Stated exercise → Copy every line, leaving nothing out and adding nothing.

Working data →
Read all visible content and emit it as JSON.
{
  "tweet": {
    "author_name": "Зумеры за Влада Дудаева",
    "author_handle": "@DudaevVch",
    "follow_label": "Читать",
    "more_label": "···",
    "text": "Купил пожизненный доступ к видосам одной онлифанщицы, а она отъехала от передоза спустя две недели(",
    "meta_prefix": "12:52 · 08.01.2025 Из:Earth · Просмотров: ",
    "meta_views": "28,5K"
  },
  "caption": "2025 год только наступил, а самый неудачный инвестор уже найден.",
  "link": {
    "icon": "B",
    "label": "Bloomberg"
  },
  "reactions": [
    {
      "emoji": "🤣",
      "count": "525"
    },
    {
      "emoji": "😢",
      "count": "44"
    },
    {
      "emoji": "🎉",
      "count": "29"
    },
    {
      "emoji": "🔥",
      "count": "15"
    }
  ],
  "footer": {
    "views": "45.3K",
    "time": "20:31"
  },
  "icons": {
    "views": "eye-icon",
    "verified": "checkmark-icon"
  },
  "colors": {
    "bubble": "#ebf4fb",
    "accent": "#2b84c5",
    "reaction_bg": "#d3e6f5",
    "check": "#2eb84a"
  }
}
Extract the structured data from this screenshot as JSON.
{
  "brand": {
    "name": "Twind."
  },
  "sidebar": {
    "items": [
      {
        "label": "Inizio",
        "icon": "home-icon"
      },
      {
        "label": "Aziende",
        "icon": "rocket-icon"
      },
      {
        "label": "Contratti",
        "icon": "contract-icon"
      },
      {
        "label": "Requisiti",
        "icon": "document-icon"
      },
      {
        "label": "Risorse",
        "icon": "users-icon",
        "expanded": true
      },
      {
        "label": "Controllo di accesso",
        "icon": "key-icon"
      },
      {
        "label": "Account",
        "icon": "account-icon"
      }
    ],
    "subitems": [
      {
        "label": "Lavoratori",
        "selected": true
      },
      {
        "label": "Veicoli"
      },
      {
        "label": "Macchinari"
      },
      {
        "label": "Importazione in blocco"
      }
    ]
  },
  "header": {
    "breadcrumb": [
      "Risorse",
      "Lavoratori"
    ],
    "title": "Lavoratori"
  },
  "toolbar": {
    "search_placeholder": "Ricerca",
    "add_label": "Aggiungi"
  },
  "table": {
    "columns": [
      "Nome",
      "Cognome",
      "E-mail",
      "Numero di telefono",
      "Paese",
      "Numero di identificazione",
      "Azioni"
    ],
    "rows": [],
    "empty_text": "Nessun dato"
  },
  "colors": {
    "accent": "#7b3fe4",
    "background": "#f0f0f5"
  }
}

Written solution →
Read all visible content and emit it as JSON.
{
  "tweet": {
    "author_name": "Зумеры за Влада Дудаева",
    "author_handle": "@DudaevVch",
    "follow_label": "Читать",
    "more_label": "···",
    "text": "Купил пожизненный доступ к видосам одной онлифанщицы, а она отъехала от передоза спустя две недели(",
    "meta_prefix": "12:52 · 08.01.2025 Из:Earth · Просмотров: ",
    "meta_views": "28,5K"
  },
  "caption": "2025 год только наступил, а самый неудачный инвестор уже найден.",
  "link": {
    "icon": "B",
    "label": "Bloomberg"
  },
  "reactions": [
    {
      "emoji": "🤣",
      "count": "525"
    },
    {
      "emoji": "😢",
      "count": "44"
    },
    {
      "emoji": "🎉",
      "count": "29"
    },
    {
      "emoji": "🔥",
      "count": "15"
    }
  ],
  "footer": {
    "views": "45.3K",
    "time": "20:31"
  },
  "icons": {
    "views": "eye-icon",
    "verified": "checkmark-icon"
  },
  "colors": {
    "bubble": "#ebf4fb",
    "accent": "#2b84c5",
    "reaction_bg": "#d3e6f5",
    "check": "#2eb84a"
  }
}
Extract the structured data from this screenshot as JSON.
{
  "brand": {
    "name": "Twind."
  },
  "sidebar": {
    "items": [
      {
        "label": "Inizio",
        "icon": "home-icon"
      },
      {
        "label": "Aziende",
        "icon": "rocket-icon"
      },
      {
        "label": "Contratti",
        "icon": "contract-icon"
      },
      {
        "label": "Requisiti",
        "icon": "document-icon"
      },
      {
        "label": "Risorse",
        "icon": "users-icon",
        "expanded": true
      },
      {
        "label": "Controllo di accesso",
        "icon": "key-icon"
      },
      {
        "label": "Account",
        "icon": "account-icon"
      }
    ],
    "subitems": [
      {
        "label": "Lavoratori",
        "selected": true
      },
      {
        "label": "Veicoli"
      },
      {
        "label": "Macchinari"
      },
      {
        "label": "Importazione in blocco"
      }
    ]
  },
  "header": {
    "breadcrumb": [
      "Risorse",
      "Lavoratori"
    ],
    "title": "Lavoratori"
  },
  "toolbar": {
    "search_placeholder": "Ricerca",
    "add_label": "Aggiungi"
  },
  "table": {
    "columns": [
      "Nome",
      "Cognome",
      "E-mail",
      "Numero di telefono",
      "Paese",
      "Numero di identificazione",
      "Azioni"
    ],
    "rows": [],
    "empty_text": "Nessun dato"
  },
  "colors": {
    "accent": "#7b3fe4",
    "background": "#f0f0f5"
  }
}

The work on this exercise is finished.